● **GOAL**: State how many lines in the listing below include the word "Band", and add nothing besides the number.

Dataset entries:
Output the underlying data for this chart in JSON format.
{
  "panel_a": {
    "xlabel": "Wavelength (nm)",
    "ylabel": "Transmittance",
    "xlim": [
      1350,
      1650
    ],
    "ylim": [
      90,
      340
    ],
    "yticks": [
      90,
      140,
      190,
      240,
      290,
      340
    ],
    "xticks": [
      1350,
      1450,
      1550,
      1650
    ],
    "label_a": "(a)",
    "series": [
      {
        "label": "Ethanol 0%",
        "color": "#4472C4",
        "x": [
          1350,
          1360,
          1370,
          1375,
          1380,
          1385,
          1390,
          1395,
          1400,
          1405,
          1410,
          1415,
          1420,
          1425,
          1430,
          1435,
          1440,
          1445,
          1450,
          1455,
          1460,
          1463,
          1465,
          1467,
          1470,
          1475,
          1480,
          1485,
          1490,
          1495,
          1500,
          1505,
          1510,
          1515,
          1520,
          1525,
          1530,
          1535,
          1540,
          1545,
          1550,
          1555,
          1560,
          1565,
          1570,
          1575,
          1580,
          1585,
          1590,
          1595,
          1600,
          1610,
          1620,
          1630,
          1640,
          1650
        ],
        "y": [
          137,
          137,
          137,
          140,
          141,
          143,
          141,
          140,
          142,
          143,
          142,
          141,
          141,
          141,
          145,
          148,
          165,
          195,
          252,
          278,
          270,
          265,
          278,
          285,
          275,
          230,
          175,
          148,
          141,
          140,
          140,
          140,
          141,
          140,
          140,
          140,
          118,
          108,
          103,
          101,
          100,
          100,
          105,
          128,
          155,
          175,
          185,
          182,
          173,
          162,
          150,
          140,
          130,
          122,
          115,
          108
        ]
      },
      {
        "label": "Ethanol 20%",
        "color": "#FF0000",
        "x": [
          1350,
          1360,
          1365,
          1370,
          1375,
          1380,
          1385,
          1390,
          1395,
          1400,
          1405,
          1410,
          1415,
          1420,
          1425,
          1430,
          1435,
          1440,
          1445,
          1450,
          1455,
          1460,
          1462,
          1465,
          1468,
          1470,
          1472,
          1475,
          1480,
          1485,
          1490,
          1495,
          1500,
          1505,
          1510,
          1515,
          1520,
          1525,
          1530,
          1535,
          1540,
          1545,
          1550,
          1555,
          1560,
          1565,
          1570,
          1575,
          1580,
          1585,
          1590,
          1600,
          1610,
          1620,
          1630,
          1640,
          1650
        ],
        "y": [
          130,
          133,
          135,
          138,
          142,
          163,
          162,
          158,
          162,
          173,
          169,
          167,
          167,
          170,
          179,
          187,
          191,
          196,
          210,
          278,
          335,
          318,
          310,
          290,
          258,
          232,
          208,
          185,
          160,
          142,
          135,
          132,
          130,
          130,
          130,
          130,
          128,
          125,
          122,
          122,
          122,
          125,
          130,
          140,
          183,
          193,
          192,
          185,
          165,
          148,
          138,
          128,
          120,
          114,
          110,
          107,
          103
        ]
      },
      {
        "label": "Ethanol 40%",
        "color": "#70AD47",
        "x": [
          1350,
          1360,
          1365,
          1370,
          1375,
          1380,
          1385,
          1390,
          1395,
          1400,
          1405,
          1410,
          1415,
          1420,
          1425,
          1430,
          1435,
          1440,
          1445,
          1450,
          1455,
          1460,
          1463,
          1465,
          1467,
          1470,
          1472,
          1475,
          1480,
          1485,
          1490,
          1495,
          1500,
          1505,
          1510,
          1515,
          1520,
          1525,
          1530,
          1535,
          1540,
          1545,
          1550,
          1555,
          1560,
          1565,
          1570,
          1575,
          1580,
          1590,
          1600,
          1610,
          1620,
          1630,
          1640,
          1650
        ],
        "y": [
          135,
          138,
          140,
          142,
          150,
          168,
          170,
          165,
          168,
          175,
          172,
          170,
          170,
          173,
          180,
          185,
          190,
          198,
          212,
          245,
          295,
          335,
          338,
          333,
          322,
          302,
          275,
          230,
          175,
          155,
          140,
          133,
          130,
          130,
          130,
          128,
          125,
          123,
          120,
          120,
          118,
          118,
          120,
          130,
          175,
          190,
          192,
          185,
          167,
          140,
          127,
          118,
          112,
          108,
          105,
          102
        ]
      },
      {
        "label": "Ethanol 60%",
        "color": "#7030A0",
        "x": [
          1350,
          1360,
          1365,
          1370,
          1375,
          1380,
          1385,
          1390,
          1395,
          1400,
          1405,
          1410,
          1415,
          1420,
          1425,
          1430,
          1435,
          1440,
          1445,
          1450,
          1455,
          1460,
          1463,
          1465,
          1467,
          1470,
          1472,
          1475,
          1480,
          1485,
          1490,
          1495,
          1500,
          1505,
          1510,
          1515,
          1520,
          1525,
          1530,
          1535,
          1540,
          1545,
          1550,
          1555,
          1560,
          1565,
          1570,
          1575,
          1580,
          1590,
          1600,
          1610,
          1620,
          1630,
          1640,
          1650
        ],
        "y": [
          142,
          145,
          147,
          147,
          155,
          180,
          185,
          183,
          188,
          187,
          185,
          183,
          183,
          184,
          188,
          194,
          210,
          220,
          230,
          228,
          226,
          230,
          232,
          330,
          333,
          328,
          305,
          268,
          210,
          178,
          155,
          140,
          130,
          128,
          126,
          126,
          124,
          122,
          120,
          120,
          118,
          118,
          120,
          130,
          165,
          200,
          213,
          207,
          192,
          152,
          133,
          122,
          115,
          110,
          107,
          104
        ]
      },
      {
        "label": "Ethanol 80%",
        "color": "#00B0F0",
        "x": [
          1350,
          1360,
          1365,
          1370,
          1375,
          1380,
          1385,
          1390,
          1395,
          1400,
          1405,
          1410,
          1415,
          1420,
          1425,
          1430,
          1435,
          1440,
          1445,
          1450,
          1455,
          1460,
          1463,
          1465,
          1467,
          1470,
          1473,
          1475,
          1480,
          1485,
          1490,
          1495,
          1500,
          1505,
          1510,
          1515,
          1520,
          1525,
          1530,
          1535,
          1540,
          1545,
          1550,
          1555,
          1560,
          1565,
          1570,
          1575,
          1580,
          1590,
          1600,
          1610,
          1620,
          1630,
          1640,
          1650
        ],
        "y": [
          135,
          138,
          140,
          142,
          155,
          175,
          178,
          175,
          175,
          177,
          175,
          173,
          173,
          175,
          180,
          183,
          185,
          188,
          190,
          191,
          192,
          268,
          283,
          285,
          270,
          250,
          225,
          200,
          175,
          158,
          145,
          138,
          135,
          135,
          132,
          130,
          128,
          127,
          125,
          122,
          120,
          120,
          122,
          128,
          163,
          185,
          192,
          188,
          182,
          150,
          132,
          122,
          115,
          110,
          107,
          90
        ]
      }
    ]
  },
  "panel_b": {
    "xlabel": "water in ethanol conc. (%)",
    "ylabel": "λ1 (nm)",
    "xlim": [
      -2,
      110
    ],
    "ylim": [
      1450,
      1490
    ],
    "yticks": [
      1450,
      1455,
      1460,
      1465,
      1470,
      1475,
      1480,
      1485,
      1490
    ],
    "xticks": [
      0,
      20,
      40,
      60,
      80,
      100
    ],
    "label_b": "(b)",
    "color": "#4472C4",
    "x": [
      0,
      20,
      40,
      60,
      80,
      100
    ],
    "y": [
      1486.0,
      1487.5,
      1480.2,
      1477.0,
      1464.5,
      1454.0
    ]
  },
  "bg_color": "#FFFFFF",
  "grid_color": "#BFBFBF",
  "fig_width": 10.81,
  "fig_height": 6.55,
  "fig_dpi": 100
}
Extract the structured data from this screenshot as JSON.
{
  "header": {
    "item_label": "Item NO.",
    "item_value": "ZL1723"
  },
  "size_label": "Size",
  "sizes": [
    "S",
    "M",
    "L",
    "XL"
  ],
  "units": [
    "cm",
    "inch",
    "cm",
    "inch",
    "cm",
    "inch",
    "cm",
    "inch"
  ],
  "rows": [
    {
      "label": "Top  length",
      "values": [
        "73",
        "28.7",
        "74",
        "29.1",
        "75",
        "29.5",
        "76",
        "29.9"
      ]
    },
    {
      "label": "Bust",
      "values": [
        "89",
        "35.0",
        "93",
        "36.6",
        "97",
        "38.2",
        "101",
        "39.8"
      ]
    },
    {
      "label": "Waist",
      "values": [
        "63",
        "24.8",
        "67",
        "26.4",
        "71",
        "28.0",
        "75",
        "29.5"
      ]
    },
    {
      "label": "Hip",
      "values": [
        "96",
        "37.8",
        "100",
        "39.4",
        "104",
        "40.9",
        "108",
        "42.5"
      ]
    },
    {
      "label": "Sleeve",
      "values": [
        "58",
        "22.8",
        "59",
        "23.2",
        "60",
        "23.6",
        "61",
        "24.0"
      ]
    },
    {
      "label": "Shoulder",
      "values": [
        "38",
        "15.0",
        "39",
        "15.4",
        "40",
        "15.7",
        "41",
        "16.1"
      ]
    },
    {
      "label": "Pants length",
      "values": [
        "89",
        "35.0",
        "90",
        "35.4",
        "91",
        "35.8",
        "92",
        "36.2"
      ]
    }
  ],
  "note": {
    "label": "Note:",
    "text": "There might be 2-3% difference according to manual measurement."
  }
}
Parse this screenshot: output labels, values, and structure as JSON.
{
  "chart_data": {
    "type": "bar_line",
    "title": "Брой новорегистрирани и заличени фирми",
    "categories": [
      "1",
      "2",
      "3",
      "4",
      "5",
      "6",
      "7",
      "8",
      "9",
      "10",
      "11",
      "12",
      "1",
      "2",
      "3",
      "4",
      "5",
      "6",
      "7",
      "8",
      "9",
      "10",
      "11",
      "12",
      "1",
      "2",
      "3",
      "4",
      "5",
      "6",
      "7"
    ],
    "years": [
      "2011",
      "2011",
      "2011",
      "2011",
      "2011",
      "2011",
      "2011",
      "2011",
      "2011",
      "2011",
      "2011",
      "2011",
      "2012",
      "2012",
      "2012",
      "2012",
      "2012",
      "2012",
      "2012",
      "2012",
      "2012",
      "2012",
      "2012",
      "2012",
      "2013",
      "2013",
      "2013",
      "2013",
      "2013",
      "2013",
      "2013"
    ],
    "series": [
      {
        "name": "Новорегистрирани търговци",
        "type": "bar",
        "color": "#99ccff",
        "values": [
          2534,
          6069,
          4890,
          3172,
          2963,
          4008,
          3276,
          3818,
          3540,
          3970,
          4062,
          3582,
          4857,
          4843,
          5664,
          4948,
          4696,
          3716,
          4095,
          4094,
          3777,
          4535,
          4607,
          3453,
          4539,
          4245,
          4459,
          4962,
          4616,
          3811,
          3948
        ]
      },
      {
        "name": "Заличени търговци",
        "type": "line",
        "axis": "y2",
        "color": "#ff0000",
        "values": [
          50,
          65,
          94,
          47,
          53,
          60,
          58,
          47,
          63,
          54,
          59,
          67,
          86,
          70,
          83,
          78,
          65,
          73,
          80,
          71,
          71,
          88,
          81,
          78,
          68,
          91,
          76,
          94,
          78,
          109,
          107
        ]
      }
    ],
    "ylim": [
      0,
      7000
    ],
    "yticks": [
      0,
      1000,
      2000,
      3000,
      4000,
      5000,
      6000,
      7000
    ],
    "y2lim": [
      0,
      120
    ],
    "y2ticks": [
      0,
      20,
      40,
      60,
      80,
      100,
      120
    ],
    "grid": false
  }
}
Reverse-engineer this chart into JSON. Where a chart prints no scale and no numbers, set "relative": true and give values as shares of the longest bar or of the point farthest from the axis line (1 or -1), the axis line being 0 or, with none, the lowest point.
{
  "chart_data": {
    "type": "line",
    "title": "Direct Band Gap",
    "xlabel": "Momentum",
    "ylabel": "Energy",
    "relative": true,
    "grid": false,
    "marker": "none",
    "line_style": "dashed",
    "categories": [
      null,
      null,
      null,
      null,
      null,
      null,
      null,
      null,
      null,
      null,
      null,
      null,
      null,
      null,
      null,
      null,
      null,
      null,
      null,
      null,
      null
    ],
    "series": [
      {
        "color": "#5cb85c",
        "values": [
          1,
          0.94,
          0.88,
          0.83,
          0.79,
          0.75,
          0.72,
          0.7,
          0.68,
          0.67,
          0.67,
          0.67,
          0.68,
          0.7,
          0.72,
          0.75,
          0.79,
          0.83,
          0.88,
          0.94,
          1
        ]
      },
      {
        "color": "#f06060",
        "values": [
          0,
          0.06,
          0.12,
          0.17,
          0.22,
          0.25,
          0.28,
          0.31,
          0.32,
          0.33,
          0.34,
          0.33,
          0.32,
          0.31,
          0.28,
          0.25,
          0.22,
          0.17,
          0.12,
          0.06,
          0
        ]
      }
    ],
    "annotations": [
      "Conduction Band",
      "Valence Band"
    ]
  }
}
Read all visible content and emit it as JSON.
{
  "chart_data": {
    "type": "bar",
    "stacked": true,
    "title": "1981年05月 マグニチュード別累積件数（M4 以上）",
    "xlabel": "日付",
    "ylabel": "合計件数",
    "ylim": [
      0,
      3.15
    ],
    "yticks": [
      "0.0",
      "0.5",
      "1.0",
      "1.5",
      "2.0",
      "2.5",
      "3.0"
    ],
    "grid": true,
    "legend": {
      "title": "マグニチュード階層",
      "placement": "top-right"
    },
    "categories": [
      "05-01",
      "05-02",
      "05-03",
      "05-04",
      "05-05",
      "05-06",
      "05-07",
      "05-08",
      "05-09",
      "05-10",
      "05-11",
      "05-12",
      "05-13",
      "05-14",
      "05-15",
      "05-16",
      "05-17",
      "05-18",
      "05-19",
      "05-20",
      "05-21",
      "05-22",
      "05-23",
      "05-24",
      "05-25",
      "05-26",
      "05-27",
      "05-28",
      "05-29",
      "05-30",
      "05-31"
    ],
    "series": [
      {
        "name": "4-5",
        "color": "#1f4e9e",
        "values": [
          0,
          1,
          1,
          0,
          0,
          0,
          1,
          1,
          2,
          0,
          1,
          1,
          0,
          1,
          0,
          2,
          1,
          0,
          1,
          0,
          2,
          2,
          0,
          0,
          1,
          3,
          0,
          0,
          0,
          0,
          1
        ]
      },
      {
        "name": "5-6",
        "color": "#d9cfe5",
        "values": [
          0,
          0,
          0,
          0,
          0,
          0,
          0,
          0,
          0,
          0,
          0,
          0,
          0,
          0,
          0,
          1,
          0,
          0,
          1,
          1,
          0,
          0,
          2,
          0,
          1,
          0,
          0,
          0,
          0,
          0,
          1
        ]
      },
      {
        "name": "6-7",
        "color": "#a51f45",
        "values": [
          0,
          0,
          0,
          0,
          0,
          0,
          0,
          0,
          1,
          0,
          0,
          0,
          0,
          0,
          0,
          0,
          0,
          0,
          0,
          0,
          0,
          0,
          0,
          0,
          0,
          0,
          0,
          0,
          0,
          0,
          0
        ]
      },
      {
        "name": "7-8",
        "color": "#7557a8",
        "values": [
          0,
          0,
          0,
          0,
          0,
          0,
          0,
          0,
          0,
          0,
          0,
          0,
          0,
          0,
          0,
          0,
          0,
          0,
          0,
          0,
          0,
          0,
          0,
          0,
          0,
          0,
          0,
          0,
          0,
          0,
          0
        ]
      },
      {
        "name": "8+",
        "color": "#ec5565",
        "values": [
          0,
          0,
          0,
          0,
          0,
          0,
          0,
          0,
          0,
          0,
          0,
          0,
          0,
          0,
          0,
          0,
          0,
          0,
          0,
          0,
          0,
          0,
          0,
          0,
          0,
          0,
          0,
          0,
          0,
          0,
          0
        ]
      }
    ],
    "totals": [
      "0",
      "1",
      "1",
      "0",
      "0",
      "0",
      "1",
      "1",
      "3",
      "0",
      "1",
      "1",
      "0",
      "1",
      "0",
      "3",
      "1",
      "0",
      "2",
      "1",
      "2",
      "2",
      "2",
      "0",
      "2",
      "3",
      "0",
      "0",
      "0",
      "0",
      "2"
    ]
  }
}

● **SOLUTION**: 3